** Materials provided **
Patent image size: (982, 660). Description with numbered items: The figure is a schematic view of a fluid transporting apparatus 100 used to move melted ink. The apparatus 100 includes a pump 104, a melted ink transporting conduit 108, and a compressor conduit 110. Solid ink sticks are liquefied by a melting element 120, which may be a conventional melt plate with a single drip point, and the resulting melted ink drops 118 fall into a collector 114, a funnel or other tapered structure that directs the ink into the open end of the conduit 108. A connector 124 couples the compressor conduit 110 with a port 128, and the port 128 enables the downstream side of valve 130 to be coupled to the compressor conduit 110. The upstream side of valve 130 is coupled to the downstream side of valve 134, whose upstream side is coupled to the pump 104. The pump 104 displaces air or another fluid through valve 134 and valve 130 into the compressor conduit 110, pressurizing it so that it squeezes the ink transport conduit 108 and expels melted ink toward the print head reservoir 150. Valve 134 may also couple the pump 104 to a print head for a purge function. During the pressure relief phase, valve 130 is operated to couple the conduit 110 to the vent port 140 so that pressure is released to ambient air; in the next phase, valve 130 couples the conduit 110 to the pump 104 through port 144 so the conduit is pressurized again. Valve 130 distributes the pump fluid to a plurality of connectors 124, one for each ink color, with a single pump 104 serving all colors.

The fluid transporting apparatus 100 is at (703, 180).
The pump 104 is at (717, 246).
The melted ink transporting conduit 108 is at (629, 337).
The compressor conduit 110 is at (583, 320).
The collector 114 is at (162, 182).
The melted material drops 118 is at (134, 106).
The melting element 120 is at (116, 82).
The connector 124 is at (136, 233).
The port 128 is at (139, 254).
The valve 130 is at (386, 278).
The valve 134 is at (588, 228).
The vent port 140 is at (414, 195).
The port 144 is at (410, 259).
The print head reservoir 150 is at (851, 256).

** Task details **
Render every line of the material above as a JSON list of strings, with one string per line and blank lines omitted.

** Task answer **
[
  "Patent image size: (982, 660). Description with numbered items: The figure is a schematic view of a fluid transporting apparatus 100 used to move melted ink. The apparatus 100 includes a pump 104, a melted ink transporting conduit 108, and a compressor conduit 110. Solid ink sticks are liquefied by a melting element 120, which may be a conventional melt plate with a single drip point, and the resulting melted ink drops 118 fall into a collector 114, a funnel or other tapered structure that directs the ink into the open end of the conduit 108. A connector 124 couples the compressor conduit 110 with a port 128, and the port 128 enables the downstream side of valve 130 to be coupled to the compressor conduit 110. The upstream side of valve 130 is coupled to the downstream side of valve 134, whose upstream side is coupled to the pump 104. The pump 104 displaces air or another fluid through valve 134 and valve 130 into the compressor conduit 110, pressurizing it so that it squeezes the ink transport conduit 108 and expels melted ink toward the print head reservoir 150. Valve 134 may also couple the pump 104 to a print head for a purge function. During the pressure relief phase, valve 130 is operated to couple the conduit 110 to the vent port 140 so that pressure is released to ambient air; in the next phase, valve 130 couples the conduit 110 to the pump 104 through port 144 so the conduit is pressurized again. Valve 130 distributes the pump fluid to a plurality of connectors 124, one for each ink color, with a single pump 104 serving all colors.",
  "The fluid transporting apparatus 100 is at (703, 180).",
  "The pump 104 is at (717, 246).",
  "The melted ink transporting conduit 108 is at (629, 337).",
  "The compressor conduit 110 is at (583, 320).",
  "The collector 114 is at (162, 182).",
  "The melted material drops 118 is at (134, 106).",
  "The melting element 120 is at (116, 82).",
  "The connector 124 is at (136, 233).",
  "The port 128 is at (139, 254).",
  "The valve 130 is at (386, 278).",
  "The valve 134 is at (588, 228).",
  "The vent port 140 is at (414, 195).",
  "The port 144 is at (410, 259).",
  "The print head reservoir 150 is at (851, 256)."
]